* _Exercise prompt_: Write every entry out again exactly, please, and skip the pictures.

— begin —

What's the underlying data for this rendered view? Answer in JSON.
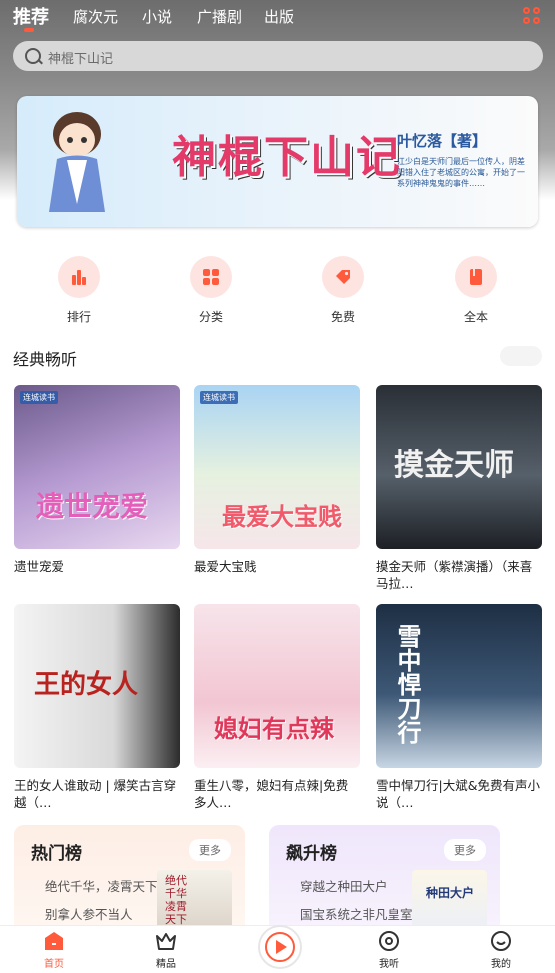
{
  "tabs": [
    "推荐",
    "腐次元",
    "小说",
    "广播剧",
    "出版"
  ],
  "search": {
    "placeholder": "神棍下山记"
  },
  "banner": {
    "title": "神棍下山记",
    "author": "叶忆落【著】",
    "blurb": "江少白是天师门最后一位传人，阴差阳错入住了老城区的公寓，开始了一系列神神鬼鬼的事件……"
  },
  "quick_nav": [
    {
      "label": "排行",
      "icon": "bar-chart-icon"
    },
    {
      "label": "分类",
      "icon": "grid-icon"
    },
    {
      "label": "免费",
      "icon": "tag-icon"
    },
    {
      "label": "全本",
      "icon": "book-icon"
    }
  ],
  "section": {
    "title": "经典畅听"
  },
  "cards": [
    {
      "title": "遗世宠爱",
      "cover_text": "遗世宠爱",
      "badge": "连城读书"
    },
    {
      "title": "最爱大宝贱",
      "cover_text": "最爱大宝贱",
      "badge": "连城读书"
    },
    {
      "title": "摸金天师（紫襟演播）（来喜马拉…",
      "cover_text": "摸金天师"
    },
    {
      "title": "王的女人谁敢动 | 爆笑古言穿越（…",
      "cover_text": "王的女人"
    },
    {
      "title": "重生八零，媳妇有点辣|免费多人…",
      "cover_text": "媳妇有点辣"
    },
    {
      "title": "雪中悍刀行|大斌&免费有声小说（…",
      "cover_text": "雪中悍刀行"
    }
  ],
  "rank_boards": [
    {
      "title": "热门榜",
      "more": "更多",
      "items": [
        "绝代千华，凌霄天下",
        "别拿人参不当人"
      ],
      "thumb_text": "绝代千华凌霄天下"
    },
    {
      "title": "飙升榜",
      "more": "更多",
      "items": [
        "穿越之种田大户",
        "国宝系统之非凡皇室"
      ],
      "thumb_text": "种田大户"
    }
  ],
  "bottom_nav": [
    {
      "label": "首页",
      "icon": "home-icon",
      "active": true
    },
    {
      "label": "精品",
      "icon": "crown-icon"
    },
    {
      "label": "我听",
      "icon": "disc-icon"
    },
    {
      "label": "我的",
      "icon": "smile-icon"
    }
  ],
  "colors": {
    "accent": "#ff5a3c",
    "header_gray": "#7a7a7a"
  }
}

— end —

* _Task solution_:
What's the underlying data for this rendered view? Answer in JSON.
{
  "tabs": [
    "推荐",
    "腐次元",
    "小说",
    "广播剧",
    "出版"
  ],
  "search": {
    "placeholder": "神棍下山记"
  },
  "banner": {
    "title": "神棍下山记",
    "author": "叶忆落【著】",
    "blurb": "江少白是天师门最后一位传人，阴差阳错入住了老城区的公寓，开始了一系列神神鬼鬼的事件……"
  },
  "quick_nav": [
    {
      "label": "排行",
      "icon": "bar-chart-icon"
    },
    {
      "label": "分类",
      "icon": "grid-icon"
    },
    {
      "label": "免费",
      "icon": "tag-icon"
    },
    {
      "label": "全本",
      "icon": "book-icon"
    }
  ],
  "section": {
    "title": "经典畅听"
  },
  "cards": [
    {
      "title": "遗世宠爱",
      "cover_text": "遗世宠爱",
      "badge": "连城读书"
    },
    {
      "title": "最爱大宝贱",
      "cover_text": "最爱大宝贱",
      "badge": "连城读书"
    },
    {
      "title": "摸金天师（紫襟演播）（来喜马拉…",
      "cover_text": "摸金天师"
    },
    {
      "title": "王的女人谁敢动 | 爆笑古言穿越（…",
      "cover_text": "王的女人"
    },
    {
      "title": "重生八零，媳妇有点辣|免费多人…",
      "cover_text": "媳妇有点辣"
    },
    {
      "title": "雪中悍刀行|大斌&免费有声小说（…",
      "cover_text": "雪中悍刀行"
    }
  ],
  "rank_boards": [
    {
      "title": "热门榜",
      "more": "更多",
      "items": [
        "绝代千华，凌霄天下",
        "别拿人参不当人"
      ],
      "thumb_text": "绝代千华凌霄天下"
    },
    {
      "title": "飙升榜",
      "more": "更多",
      "items": [
        "穿越之种田大户",
        "国宝系统之非凡皇室"
      ],
      "thumb_text": "种田大户"
    }
  ],
  "bottom_nav": [
    {
      "label": "首页",
      "icon": "home-icon",
      "active": true
    },
    {
      "label": "精品",
      "icon": "crown-icon"
    },
    {
      "label": "我听",
      "icon": "disc-icon"
    },
    {
      "label": "我的",
      "icon": "smile-icon"
    }
  ],
  "colors": {
    "accent": "#ff5a3c",
    "header_gray": "#7a7a7a"
  }
}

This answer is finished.